===== Information supplied

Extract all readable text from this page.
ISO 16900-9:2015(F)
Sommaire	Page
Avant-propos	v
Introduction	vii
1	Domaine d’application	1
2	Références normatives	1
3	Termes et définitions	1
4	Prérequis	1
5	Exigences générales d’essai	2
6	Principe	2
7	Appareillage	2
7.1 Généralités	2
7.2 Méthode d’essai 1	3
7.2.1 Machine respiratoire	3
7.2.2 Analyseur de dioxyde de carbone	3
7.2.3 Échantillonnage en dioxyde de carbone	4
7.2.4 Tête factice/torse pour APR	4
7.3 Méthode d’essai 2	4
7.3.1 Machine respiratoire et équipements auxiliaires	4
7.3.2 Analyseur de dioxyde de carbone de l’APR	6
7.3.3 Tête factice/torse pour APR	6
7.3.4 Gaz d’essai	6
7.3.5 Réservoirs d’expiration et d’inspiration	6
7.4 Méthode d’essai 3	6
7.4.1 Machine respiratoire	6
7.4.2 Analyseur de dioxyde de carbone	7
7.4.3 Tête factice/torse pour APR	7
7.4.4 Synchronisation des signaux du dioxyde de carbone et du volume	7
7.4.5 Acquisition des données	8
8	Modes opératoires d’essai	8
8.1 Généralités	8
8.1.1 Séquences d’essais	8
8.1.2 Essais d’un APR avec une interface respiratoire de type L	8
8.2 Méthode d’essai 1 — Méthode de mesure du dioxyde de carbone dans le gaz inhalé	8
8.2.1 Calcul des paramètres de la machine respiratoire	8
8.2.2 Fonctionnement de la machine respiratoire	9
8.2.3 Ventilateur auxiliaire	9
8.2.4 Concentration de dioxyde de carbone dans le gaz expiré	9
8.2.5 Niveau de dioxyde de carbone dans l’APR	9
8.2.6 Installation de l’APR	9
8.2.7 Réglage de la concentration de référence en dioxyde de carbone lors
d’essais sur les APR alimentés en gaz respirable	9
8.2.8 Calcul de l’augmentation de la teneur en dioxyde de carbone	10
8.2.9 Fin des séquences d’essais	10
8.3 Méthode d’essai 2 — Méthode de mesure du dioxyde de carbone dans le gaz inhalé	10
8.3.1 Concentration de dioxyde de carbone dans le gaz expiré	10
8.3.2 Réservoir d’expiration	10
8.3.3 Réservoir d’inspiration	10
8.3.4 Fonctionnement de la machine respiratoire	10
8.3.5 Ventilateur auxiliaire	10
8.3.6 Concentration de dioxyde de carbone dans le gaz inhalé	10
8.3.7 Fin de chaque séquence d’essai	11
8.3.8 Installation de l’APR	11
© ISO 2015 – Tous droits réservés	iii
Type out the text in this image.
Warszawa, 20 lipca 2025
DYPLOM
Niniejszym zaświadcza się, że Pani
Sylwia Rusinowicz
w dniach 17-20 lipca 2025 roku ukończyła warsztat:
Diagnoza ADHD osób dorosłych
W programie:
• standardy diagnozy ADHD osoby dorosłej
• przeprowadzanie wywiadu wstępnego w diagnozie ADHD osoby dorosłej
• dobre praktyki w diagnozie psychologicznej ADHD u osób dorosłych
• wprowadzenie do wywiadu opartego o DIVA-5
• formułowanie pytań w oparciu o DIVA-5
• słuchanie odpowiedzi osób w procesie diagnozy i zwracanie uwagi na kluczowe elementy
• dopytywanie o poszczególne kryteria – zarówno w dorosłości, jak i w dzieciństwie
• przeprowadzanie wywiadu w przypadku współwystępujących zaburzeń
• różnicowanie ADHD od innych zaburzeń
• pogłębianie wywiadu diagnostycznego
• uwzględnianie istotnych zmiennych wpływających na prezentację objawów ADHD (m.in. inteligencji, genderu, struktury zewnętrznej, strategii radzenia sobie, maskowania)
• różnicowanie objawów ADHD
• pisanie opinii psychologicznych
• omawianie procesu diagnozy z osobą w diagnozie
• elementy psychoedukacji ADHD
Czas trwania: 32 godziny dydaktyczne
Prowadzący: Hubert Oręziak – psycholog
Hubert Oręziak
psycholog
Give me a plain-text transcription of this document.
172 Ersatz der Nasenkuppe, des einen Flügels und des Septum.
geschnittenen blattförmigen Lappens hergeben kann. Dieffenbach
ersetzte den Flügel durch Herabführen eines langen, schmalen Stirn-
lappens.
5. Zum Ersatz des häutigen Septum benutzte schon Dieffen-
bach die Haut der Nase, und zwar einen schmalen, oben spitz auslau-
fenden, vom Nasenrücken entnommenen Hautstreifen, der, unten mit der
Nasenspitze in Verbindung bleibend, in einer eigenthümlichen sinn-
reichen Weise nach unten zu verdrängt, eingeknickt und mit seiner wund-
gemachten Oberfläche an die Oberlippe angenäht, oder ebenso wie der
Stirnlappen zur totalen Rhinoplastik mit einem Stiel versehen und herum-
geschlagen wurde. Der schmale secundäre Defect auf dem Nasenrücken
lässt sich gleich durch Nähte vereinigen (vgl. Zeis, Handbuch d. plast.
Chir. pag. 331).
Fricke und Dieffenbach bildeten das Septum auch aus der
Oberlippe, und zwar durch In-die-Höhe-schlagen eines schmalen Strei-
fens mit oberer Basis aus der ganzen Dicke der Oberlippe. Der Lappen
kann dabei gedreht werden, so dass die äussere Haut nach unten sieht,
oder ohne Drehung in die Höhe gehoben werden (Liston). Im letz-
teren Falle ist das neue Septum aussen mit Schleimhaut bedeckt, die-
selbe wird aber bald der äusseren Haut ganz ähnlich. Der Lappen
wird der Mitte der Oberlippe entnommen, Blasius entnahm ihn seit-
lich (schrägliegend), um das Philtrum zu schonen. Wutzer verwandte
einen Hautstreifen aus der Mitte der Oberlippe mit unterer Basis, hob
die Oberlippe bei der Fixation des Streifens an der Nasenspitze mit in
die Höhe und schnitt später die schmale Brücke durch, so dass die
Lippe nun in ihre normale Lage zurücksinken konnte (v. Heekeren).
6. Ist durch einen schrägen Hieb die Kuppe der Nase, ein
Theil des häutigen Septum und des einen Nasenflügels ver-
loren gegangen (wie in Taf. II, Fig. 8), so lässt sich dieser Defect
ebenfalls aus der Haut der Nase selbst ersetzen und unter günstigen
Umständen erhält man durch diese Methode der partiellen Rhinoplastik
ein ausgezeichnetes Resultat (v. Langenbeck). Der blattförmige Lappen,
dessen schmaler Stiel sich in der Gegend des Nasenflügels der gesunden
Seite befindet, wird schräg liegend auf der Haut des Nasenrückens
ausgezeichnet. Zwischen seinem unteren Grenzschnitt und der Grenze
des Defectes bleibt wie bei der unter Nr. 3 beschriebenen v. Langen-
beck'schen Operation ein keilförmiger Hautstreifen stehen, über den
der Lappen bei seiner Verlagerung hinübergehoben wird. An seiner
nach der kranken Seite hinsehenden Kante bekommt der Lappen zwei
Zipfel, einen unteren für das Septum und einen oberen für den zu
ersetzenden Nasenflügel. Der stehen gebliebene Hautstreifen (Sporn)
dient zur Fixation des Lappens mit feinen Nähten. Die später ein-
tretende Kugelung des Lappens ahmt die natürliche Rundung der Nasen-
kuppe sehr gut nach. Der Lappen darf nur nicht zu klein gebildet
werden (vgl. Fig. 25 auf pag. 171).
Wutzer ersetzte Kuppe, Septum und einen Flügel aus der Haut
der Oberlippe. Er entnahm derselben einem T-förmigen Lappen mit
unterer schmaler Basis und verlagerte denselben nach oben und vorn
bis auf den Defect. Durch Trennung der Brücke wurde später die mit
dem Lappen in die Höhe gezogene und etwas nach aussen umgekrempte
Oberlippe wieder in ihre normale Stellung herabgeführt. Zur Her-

==========

▸ Instruction
Pick out all lines from the data above in which the word "factice" appears.

▸ Response to this task
7.2.4 Tête factice/torse pour APR	4
7.3.3 Tête factice/torse pour APR	6
7.4.3 Tête factice/torse pour APR	7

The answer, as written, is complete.